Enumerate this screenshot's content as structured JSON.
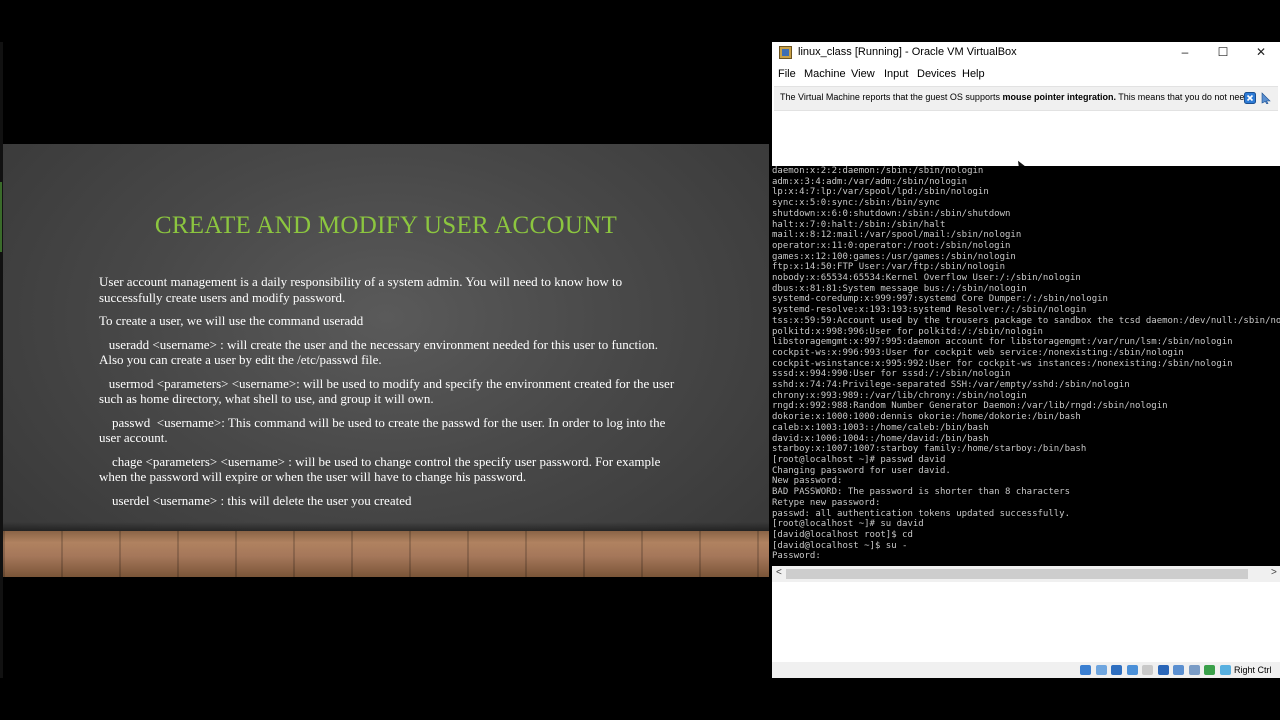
{
  "slide": {
    "title": "CREATE AND MODIFY USER ACCOUNT",
    "paragraphs": [
      "User account management is a daily responsibility of a system admin. You will need to know how to successfully create users and modify password.",
      "To create a user, we will use the command useradd",
      "   useradd <username> : will create the user and the necessary environment needed for this user to function. Also you can create a user by edit the /etc/passwd file.",
      "   usermod <parameters> <username>: will be used to modify and specify the environment created for the user such as home directory, what shell to use, and group it will own.",
      "    passwd  <username>: This command will be used to create the passwd for the user. In order to log into the user account.",
      "    chage <parameters> <username> : will be used to change control the specify user password. For example when the password will expire or when the user will have to change his password.",
      "    userdel <username> : this will delete the user you created"
    ],
    "colors": {
      "title": "#8cc63f",
      "background": "#484848"
    }
  },
  "vbox": {
    "title": "linux_class [Running] - Oracle VM VirtualBox",
    "controls": {
      "minimize": "–",
      "maximize": "☐",
      "close": "✕"
    },
    "menu": [
      "File",
      "Machine",
      "View",
      "Input",
      "Devices",
      "Help"
    ],
    "notice": {
      "text_before": "The Virtual Machine reports that the guest OS supports ",
      "bold": "mouse pointer integration.",
      "text_after": " This means that you do not need"
    },
    "terminal_lines": [
      "daemon:x:2:2:daemon:/sbin:/sbin/nologin",
      "adm:x:3:4:adm:/var/adm:/sbin/nologin",
      "lp:x:4:7:lp:/var/spool/lpd:/sbin/nologin",
      "sync:x:5:0:sync:/sbin:/bin/sync",
      "shutdown:x:6:0:shutdown:/sbin:/sbin/shutdown",
      "halt:x:7:0:halt:/sbin:/sbin/halt",
      "mail:x:8:12:mail:/var/spool/mail:/sbin/nologin",
      "operator:x:11:0:operator:/root:/sbin/nologin",
      "games:x:12:100:games:/usr/games:/sbin/nologin",
      "ftp:x:14:50:FTP User:/var/ftp:/sbin/nologin",
      "nobody:x:65534:65534:Kernel Overflow User:/:/sbin/nologin",
      "dbus:x:81:81:System message bus:/:/sbin/nologin",
      "systemd-coredump:x:999:997:systemd Core Dumper:/:/sbin/nologin",
      "systemd-resolve:x:193:193:systemd Resolver:/:/sbin/nologin",
      "tss:x:59:59:Account used by the trousers package to sandbox the tcsd daemon:/dev/null:/sbin/nol",
      "polkitd:x:998:996:User for polkitd:/:/sbin/nologin",
      "libstoragemgmt:x:997:995:daemon account for libstoragemgmt:/var/run/lsm:/sbin/nologin",
      "cockpit-ws:x:996:993:User for cockpit web service:/nonexisting:/sbin/nologin",
      "cockpit-wsinstance:x:995:992:User for cockpit-ws instances:/nonexisting:/sbin/nologin",
      "sssd:x:994:990:User for sssd:/:/sbin/nologin",
      "sshd:x:74:74:Privilege-separated SSH:/var/empty/sshd:/sbin/nologin",
      "chrony:x:993:989::/var/lib/chrony:/sbin/nologin",
      "rngd:x:992:988:Random Number Generator Daemon:/var/lib/rngd:/sbin/nologin",
      "dokorie:x:1000:1000:dennis okorie:/home/dokorie:/bin/bash",
      "caleb:x:1003:1003::/home/caleb:/bin/bash",
      "david:x:1006:1004::/home/david:/bin/bash",
      "starboy:x:1007:1007:starboy family:/home/starboy:/bin/bash",
      "[root@localhost ~]# passwd david",
      "Changing password for user david.",
      "New password:",
      "BAD PASSWORD: The password is shorter than 8 characters",
      "Retype new password:",
      "passwd: all authentication tokens updated successfully.",
      "[root@localhost ~]# su david",
      "[david@localhost root]$ cd",
      "[david@localhost ~]$ su -",
      "Password:"
    ],
    "scroll_left": "<",
    "scroll_right": ">",
    "status_icons": [
      "hdd-icon",
      "optical-icon",
      "network-icon",
      "usb-icon",
      "shared-folder-icon",
      "display-icon",
      "video-capture-icon",
      "cpu-icon",
      "mouse-integration-icon",
      "keyboard-icon"
    ],
    "host_key": "Right Ctrl"
  }
}
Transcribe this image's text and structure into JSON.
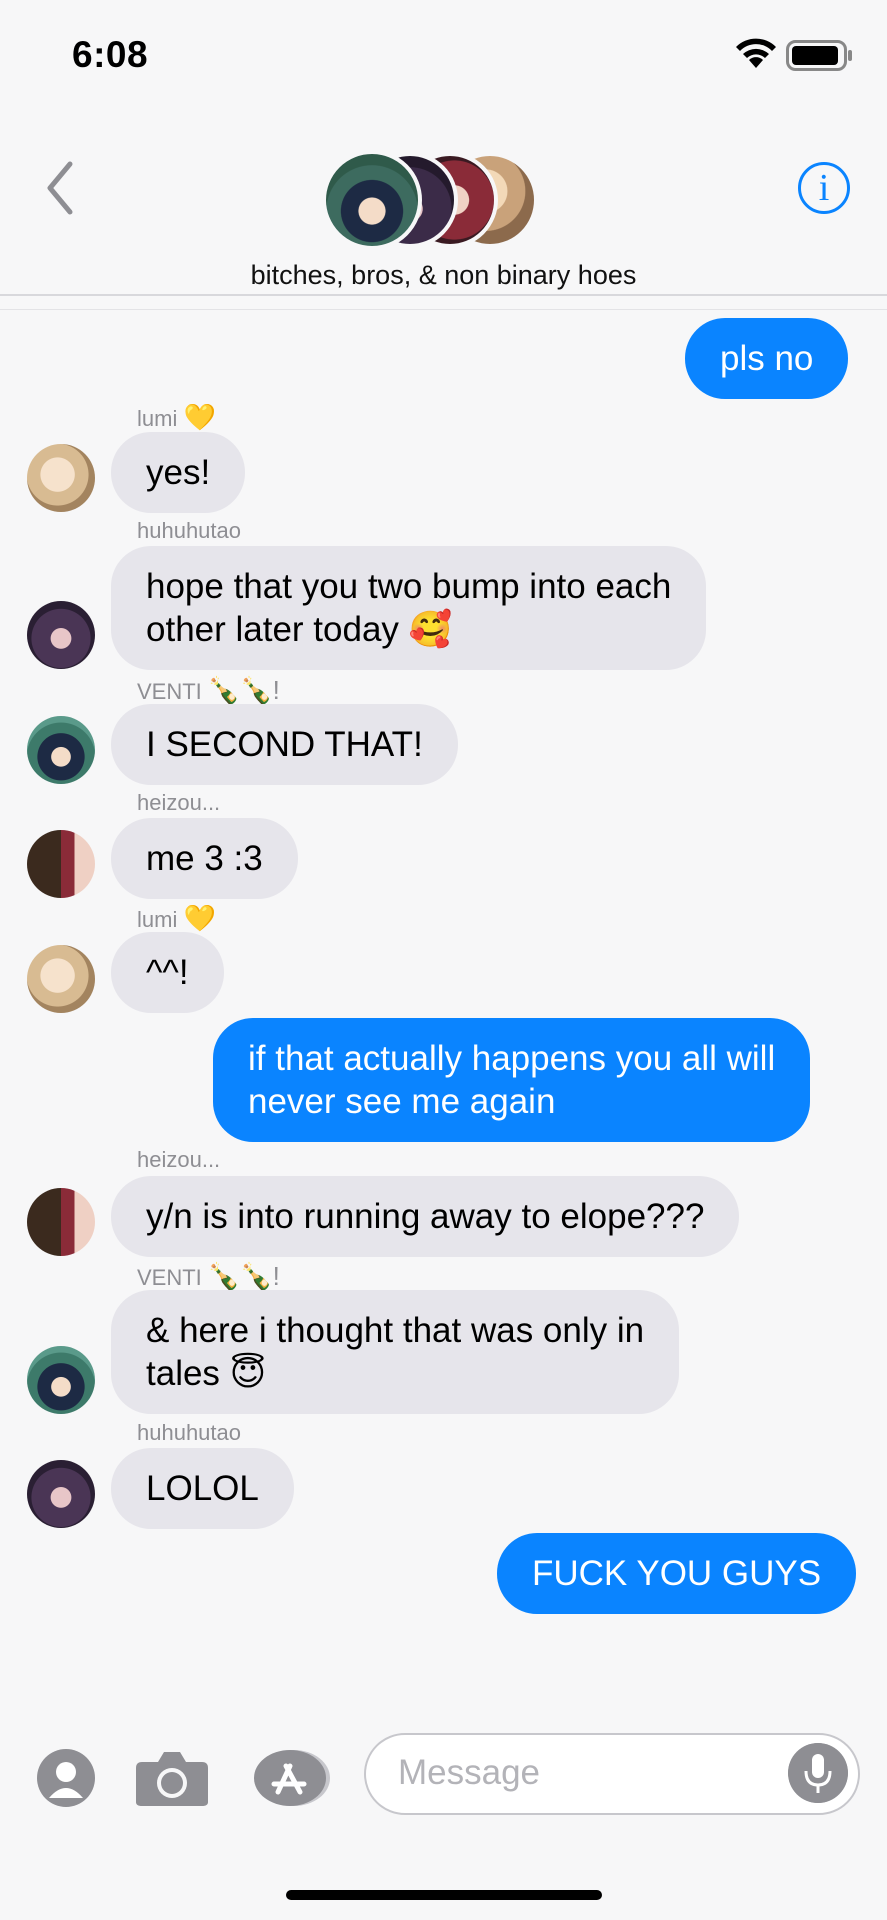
{
  "status": {
    "time": "6:08"
  },
  "header": {
    "group_name": "bitches, bros, & non binary hoes",
    "info_label": "i"
  },
  "messages": [
    {
      "kind": "out",
      "text": "pls no"
    },
    {
      "kind": "in",
      "sender": "lumi",
      "sender_emoji": "💛",
      "text": "yes!"
    },
    {
      "kind": "in",
      "sender": "huhuhutao",
      "sender_emoji": "",
      "text_line1": "hope that you two bump into each",
      "text_line2": "other later today",
      "emoji": "🥰"
    },
    {
      "kind": "in",
      "sender": "VENTI",
      "sender_emoji": "🍾🍾!",
      "text": "I SECOND THAT!"
    },
    {
      "kind": "in",
      "sender": "heizou...",
      "sender_emoji": "",
      "text": "me 3 :3"
    },
    {
      "kind": "in",
      "sender": "lumi",
      "sender_emoji": "💛",
      "text": "^^!"
    },
    {
      "kind": "out",
      "text_line1": "if that actually happens you all will",
      "text_line2": "never see me again"
    },
    {
      "kind": "in",
      "sender": "heizou...",
      "sender_emoji": "",
      "text": "y/n is into running away to elope???"
    },
    {
      "kind": "in",
      "sender": "VENTI",
      "sender_emoji": "🍾🍾!",
      "text_line1": "& here i thought that was only in",
      "text_line2": "tales",
      "emoji": "😇"
    },
    {
      "kind": "in",
      "sender": "huhuhutao",
      "sender_emoji": "",
      "text": "LOLOL"
    },
    {
      "kind": "out",
      "text": "FUCK YOU GUYS"
    }
  ],
  "composer": {
    "placeholder": "Message"
  },
  "colors": {
    "accent": "#0a84ff",
    "incoming_bubble": "#e6e5eb",
    "background": "#f7f7f8"
  }
}
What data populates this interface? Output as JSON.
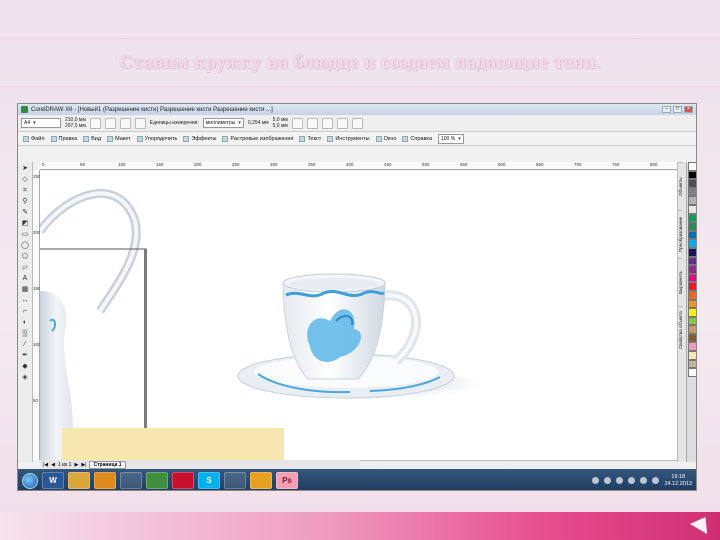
{
  "slide": {
    "title": "Ставим кружку на блюдце и создаем падающие тени."
  },
  "window": {
    "title": "CorelDRAW X6 - [Новый1 (Разрешение кисти) Разрешение кисти Разрешение кисти ...]"
  },
  "property_bar": {
    "preset": "A4",
    "width_value": "210,0 мм",
    "height_value": "297,0 мм",
    "units_label": "Единицы измерения:",
    "units_value": "миллиметры",
    "nudge_value": "0,254 мм",
    "dup_x": "5,0 мм",
    "dup_y": "5,0 мм"
  },
  "menu": {
    "items": [
      "Файл",
      "Правка",
      "Вид",
      "Макет",
      "Упорядочить",
      "Эффекты",
      "Растровые изображения",
      "Текст",
      "Инструменты",
      "Окно",
      "Справка"
    ],
    "zoom": "100 %"
  },
  "ruler": {
    "top_ticks": [
      "0",
      "50",
      "100",
      "150",
      "200",
      "250",
      "300",
      "350",
      "400",
      "450",
      "500",
      "550",
      "600",
      "650",
      "700",
      "750",
      "800"
    ],
    "left_ticks": [
      "250",
      "200",
      "150",
      "100",
      "50"
    ]
  },
  "docker": {
    "tabs": [
      "Объекты",
      "Преобразование",
      "Выровнять",
      "Свойства объекта"
    ]
  },
  "palette": {
    "colors": [
      "#ffffff",
      "#000000",
      "#4d4d4d",
      "#808080",
      "#b3b3b3",
      "#e6e6e6",
      "#00a651",
      "#2e8b57",
      "#0072bc",
      "#00aeef",
      "#1b1464",
      "#662d91",
      "#92278f",
      "#ec008c",
      "#ed1c24",
      "#f26522",
      "#f7941d",
      "#fff200",
      "#8dc63f",
      "#c69c6d",
      "#8b5a2b",
      "#f49ac1",
      "#f7e5b7",
      "#c7b299",
      "#ffffff"
    ]
  },
  "page_nav": {
    "count": "1 из 1",
    "page_tab": "Страница 1"
  },
  "taskbar": {
    "apps": [
      "W",
      "",
      "",
      "",
      "",
      "",
      "S",
      "",
      "",
      "Ps"
    ],
    "time": "19:18",
    "date": "24.12.2013"
  }
}
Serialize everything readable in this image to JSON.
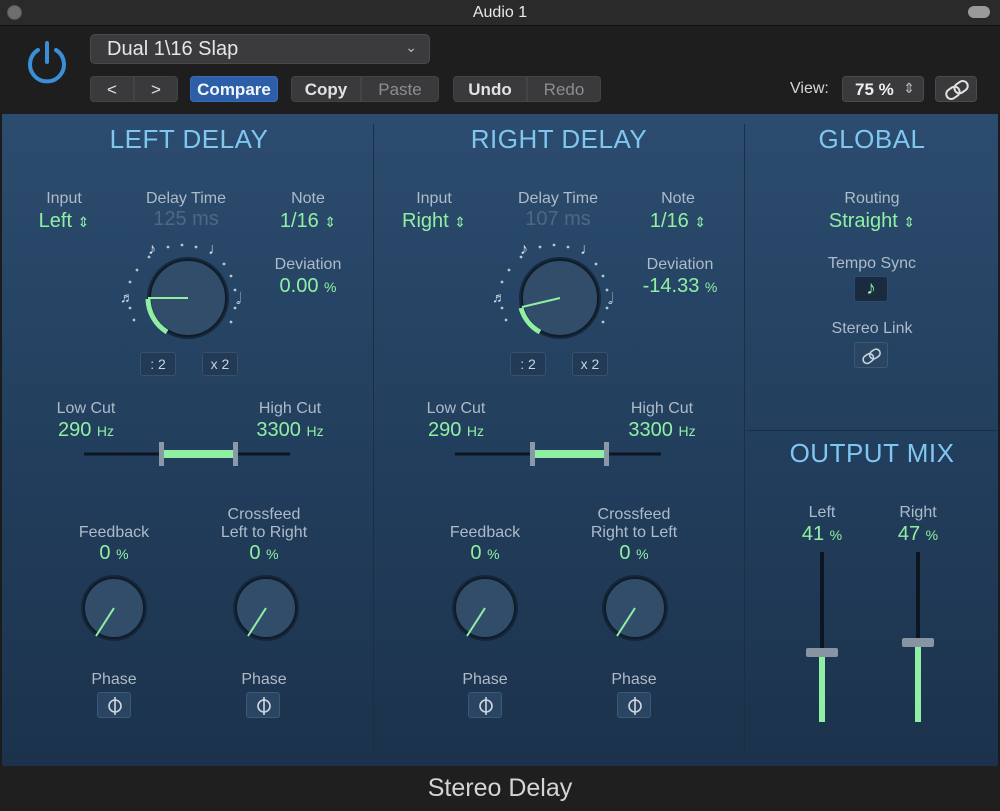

════════════════════

Gather every line containing the word "background" and copy it.

* **Problem solution**:
      "background": "#484848"
    "background": "#f7f7f8"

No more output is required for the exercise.